# Data section start
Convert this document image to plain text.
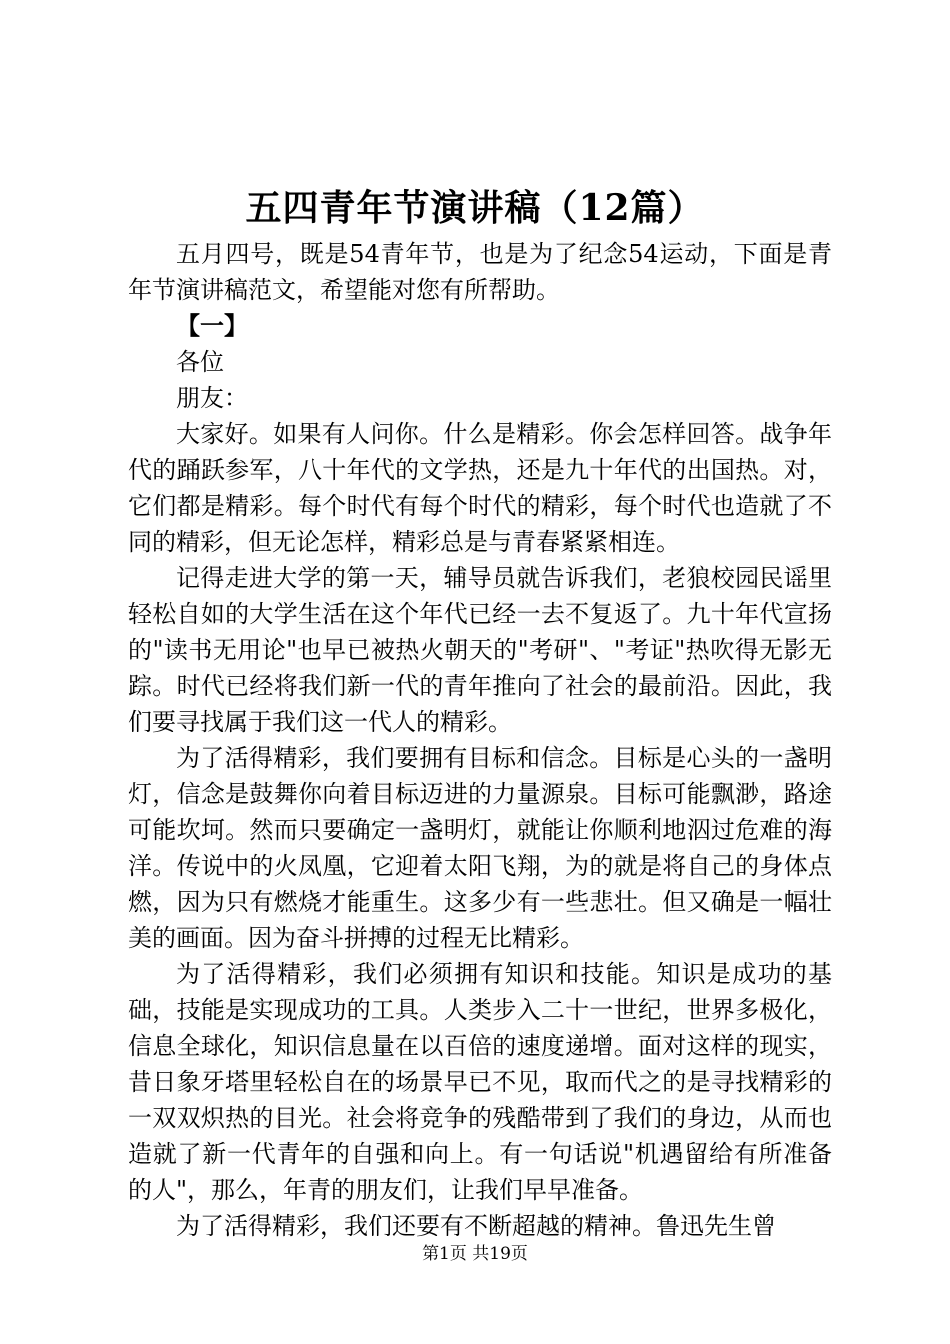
五四青年节演讲稿（12篇）

五月四号，既是54青年节，也是为了纪念54运动，下面是青年节演讲稿范文，希望能对您有所帮助。

【一】

各位

朋友：

大家好。如果有人问你。什么是精彩。你会怎样回答。战争年代的踊跃参军，八十年代的文学热，还是九十年代的出国热。对，它们都是精彩。每个时代有每个时代的精彩，每个时代也造就了不同的精彩，但无论怎样，精彩总是与青春紧紧相连。

记得走进大学的第一天，辅导员就告诉我们，老狼校园民谣里轻松自如的大学生活在这个年代已经一去不复返了。九十年代宣扬的"读书无用论"也早已被热火朝天的"考研"、"考证"热吹得无影无踪。时代已经将我们新一代的青年推向了社会的最前沿。因此，我们要寻找属于我们这一代人的精彩。

为了活得精彩，我们要拥有目标和信念。目标是心头的一盏明灯，信念是鼓舞你向着目标迈进的力量源泉。目标可能飘渺，路途可能坎坷。然而只要确定一盏明灯，就能让你顺利地泅过危难的海洋。传说中的火凤凰，它迎着太阳飞翔，为的就是将自己的身体点燃，因为只有燃烧才能重生。这多少有一些悲壮。但又确是一幅壮美的画面。因为奋斗拼搏的过程无比精彩。

为了活得精彩，我们必须拥有知识和技能。知识是成功的基础，技能是实现成功的工具。人类步入二十一世纪，世界多极化，信息全球化，知识信息量在以百倍的速度递增。面对这样的现实，昔日象牙塔里轻松自在的场景早已不见，取而代之的是寻找精彩的一双双炽热的目光。社会将竞争的残酷带到了我们的身边，从而也造就了新一代青年的自强和向上。有一句话说"机遇留给有所准备的人"，那么，年青的朋友们，让我们早早准备。

为了活得精彩，我们还要有不断超越的精神。鲁迅先生曾

第1页 共19页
# Data section end
● Required work
Write out the material above again, word for word, minus its pictures.

● Finished task
Convert this document image to plain text.
五四青年节演讲稿（12篇）

五月四号，既是54青年节，也是为了纪念54运动，下面是青年节演讲稿范文，希望能对您有所帮助。

【一】

各位

朋友：

大家好。如果有人问你。什么是精彩。你会怎样回答。战争年代的踊跃参军，八十年代的文学热，还是九十年代的出国热。对，它们都是精彩。每个时代有每个时代的精彩，每个时代也造就了不同的精彩，但无论怎样，精彩总是与青春紧紧相连。

记得走进大学的第一天，辅导员就告诉我们，老狼校园民谣里轻松自如的大学生活在这个年代已经一去不复返了。九十年代宣扬的"读书无用论"也早已被热火朝天的"考研"、"考证"热吹得无影无踪。时代已经将我们新一代的青年推向了社会的最前沿。因此，我们要寻找属于我们这一代人的精彩。

为了活得精彩，我们要拥有目标和信念。目标是心头的一盏明灯，信念是鼓舞你向着目标迈进的力量源泉。目标可能飘渺，路途可能坎坷。然而只要确定一盏明灯，就能让你顺利地泅过危难的海洋。传说中的火凤凰，它迎着太阳飞翔，为的就是将自己的身体点燃，因为只有燃烧才能重生。这多少有一些悲壮。但又确是一幅壮美的画面。因为奋斗拼搏的过程无比精彩。

为了活得精彩，我们必须拥有知识和技能。知识是成功的基础，技能是实现成功的工具。人类步入二十一世纪，世界多极化，信息全球化，知识信息量在以百倍的速度递增。面对这样的现实，昔日象牙塔里轻松自在的场景早已不见，取而代之的是寻找精彩的一双双炽热的目光。社会将竞争的残酷带到了我们的身边，从而也造就了新一代青年的自强和向上。有一句话说"机遇留给有所准备的人"，那么，年青的朋友们，让我们早早准备。

为了活得精彩，我们还要有不断超越的精神。鲁迅先生曾

第1页 共19页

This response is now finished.